[Items listed in a dataset]
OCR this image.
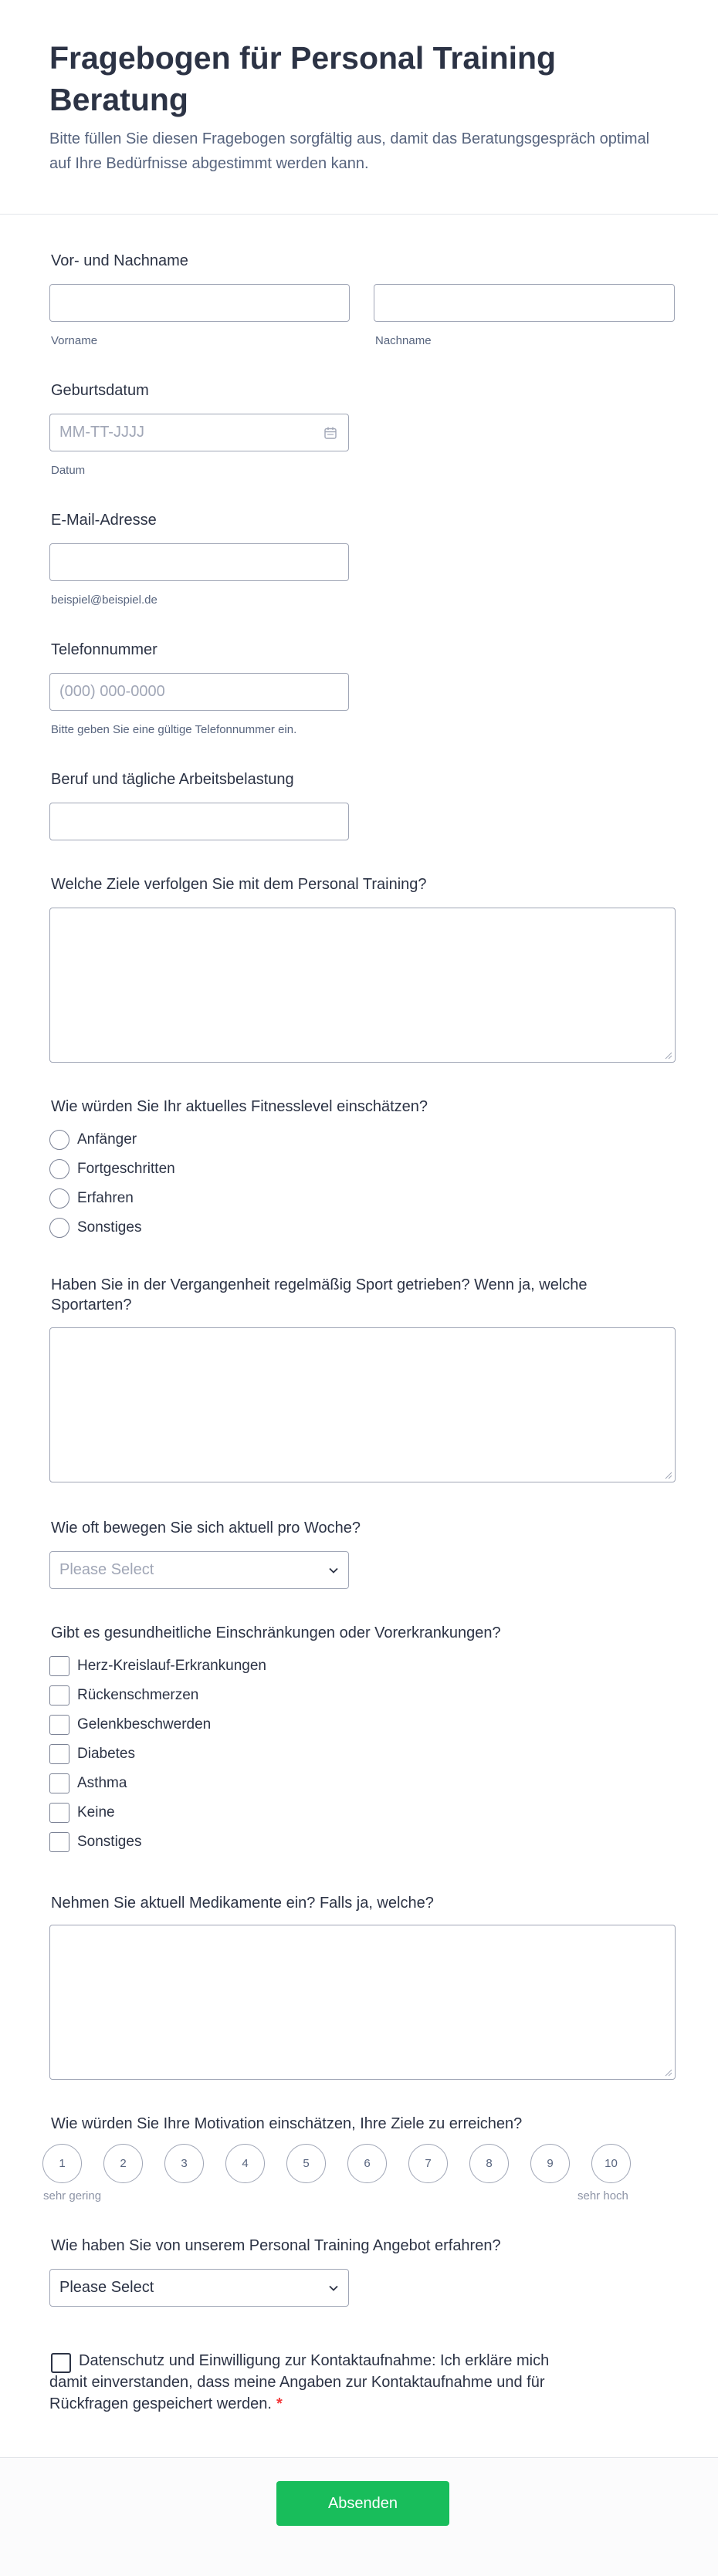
Fragebogen für Personal Training Beratung
Bitte füllen Sie diesen Fragebogen sorgfältig aus, damit das Beratungsgespräch optimal auf Ihre Bedürfnisse abgestimmt werden kann.
Vor- und Nachname
Vorname	Nachname
Geburtsdatum
MM-TT-JJJJ
Datum
E-Mail-Adresse
beispiel@beispiel.de
Telefonnummer
(000) 000-0000
Bitte geben Sie eine gültige Telefonnummer ein.
Beruf und tägliche Arbeitsbelastung
Welche Ziele verfolgen Sie mit dem Personal Training?
Wie würden Sie Ihr aktuelles Fitnesslevel einschätzen?
Anfänger
Fortgeschritten
Erfahren
Sonstiges
Haben Sie in der Vergangenheit regelmäßig Sport getrieben? Wenn ja, welche Sportarten?
Wie oft bewegen Sie sich aktuell pro Woche?
Please Select
Gibt es gesundheitliche Einschränkungen oder Vorerkrankungen?
Herz-Kreislauf-Erkrankungen
Rückenschmerzen
Gelenkbeschwerden
Diabetes
Asthma
Keine
Sonstiges
Nehmen Sie aktuell Medikamente ein? Falls ja, welche?
Wie würden Sie Ihre Motivation einschätzen, Ihre Ziele zu erreichen?
1	2	3	4	5	6	7	8	9	10
sehr gering	sehr hoch
Wie haben Sie von unserem Personal Training Angebot erfahren?
Please Select
Datenschutz und Einwilligung zur Kontaktaufnahme: Ich erkläre mich damit einverstanden, dass meine Angaben zur Kontaktaufnahme und für Rückfragen gespeichert werden. *
Absenden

WHAT YOU HAVE TO DO
Search the data above for the string "Telefonnummer" and copy each line that has it.

RESPONSE
Telefonnummer
Bitte geben Sie eine gültige Telefonnummer ein.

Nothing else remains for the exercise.